Problem requirements
Return each line holding the string "military".

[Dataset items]
----------

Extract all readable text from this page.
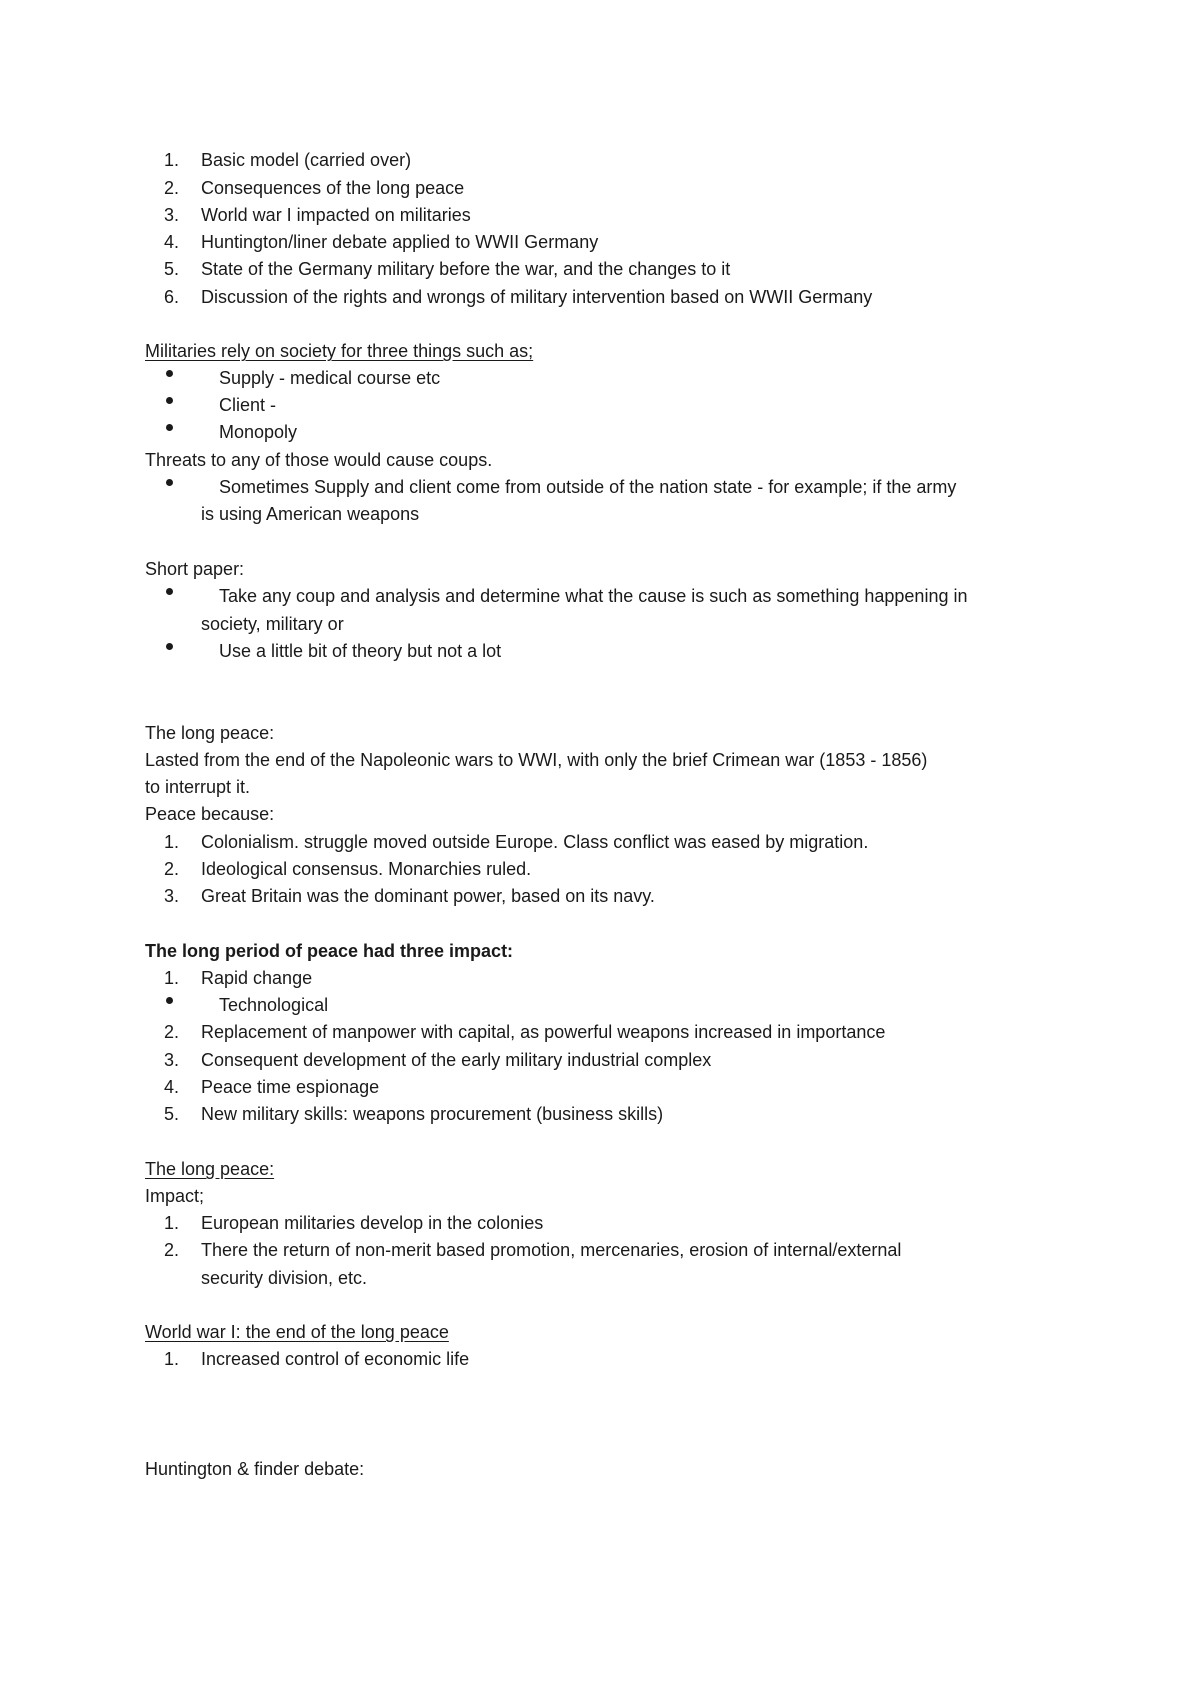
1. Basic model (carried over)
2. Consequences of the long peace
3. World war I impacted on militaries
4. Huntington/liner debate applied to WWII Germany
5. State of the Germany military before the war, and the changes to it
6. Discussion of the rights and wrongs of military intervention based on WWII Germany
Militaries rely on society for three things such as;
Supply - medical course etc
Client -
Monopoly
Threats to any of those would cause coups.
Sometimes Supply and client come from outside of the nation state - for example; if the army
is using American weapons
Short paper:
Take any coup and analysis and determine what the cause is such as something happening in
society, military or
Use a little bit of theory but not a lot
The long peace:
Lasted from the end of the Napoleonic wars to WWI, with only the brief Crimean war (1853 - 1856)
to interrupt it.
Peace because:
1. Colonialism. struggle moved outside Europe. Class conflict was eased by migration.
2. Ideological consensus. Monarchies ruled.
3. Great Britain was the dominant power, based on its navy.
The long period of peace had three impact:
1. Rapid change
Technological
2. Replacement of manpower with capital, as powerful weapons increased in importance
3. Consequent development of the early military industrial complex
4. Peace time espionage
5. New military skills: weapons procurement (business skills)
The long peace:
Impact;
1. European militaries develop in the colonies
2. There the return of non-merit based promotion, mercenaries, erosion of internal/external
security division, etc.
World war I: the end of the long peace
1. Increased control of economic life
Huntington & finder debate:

----------

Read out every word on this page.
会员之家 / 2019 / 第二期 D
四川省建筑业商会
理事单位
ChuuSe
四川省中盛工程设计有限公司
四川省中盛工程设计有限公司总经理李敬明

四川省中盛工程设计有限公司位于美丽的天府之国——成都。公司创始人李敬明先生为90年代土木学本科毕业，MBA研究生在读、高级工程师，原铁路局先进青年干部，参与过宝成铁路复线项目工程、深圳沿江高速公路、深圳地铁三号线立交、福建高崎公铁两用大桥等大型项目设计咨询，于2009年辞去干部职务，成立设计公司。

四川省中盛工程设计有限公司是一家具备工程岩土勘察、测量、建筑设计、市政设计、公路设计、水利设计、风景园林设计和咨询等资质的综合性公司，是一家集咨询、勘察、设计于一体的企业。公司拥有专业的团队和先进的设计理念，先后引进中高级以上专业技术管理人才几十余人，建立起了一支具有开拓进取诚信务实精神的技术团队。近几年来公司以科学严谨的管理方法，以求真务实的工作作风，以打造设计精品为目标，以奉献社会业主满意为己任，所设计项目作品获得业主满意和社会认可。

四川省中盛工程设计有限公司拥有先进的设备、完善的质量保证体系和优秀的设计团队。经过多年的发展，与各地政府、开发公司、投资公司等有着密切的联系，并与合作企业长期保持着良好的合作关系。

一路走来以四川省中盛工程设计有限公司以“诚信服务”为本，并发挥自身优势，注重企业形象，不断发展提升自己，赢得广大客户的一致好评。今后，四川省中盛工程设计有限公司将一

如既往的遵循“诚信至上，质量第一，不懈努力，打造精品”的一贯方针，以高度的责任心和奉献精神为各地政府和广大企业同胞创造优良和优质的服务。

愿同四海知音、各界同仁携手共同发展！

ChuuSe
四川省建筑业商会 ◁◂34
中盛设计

----------

Full answer
5. State of the Germany military before the war, and the changes to it
6. Discussion of the rights and wrongs of military intervention based on WWII Germany
society, military or
3. Consequent development of the early military industrial complex
5. New military skills: weapons procurement (business skills)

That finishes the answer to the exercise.